## Task goal
Extract each record and reproduce it exactly.

## Given records
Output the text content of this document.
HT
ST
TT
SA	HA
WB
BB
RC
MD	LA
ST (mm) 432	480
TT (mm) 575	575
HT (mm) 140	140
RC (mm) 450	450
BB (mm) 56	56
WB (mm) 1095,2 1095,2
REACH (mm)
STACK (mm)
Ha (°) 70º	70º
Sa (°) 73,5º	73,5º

## Exercise response
Output the text content of this document.
HT
ST
TT
SA	HA
WB
BB
RC
MD	LA
ST (mm) 432	480
TT (mm) 575	575
HT (mm) 140	140
RC (mm) 450	450
BB (mm) 56	56
WB (mm) 1095,2 1095,2
REACH (mm)
STACK (mm)
Ha (°) 70º	70º
Sa (°) 73,5º	73,5º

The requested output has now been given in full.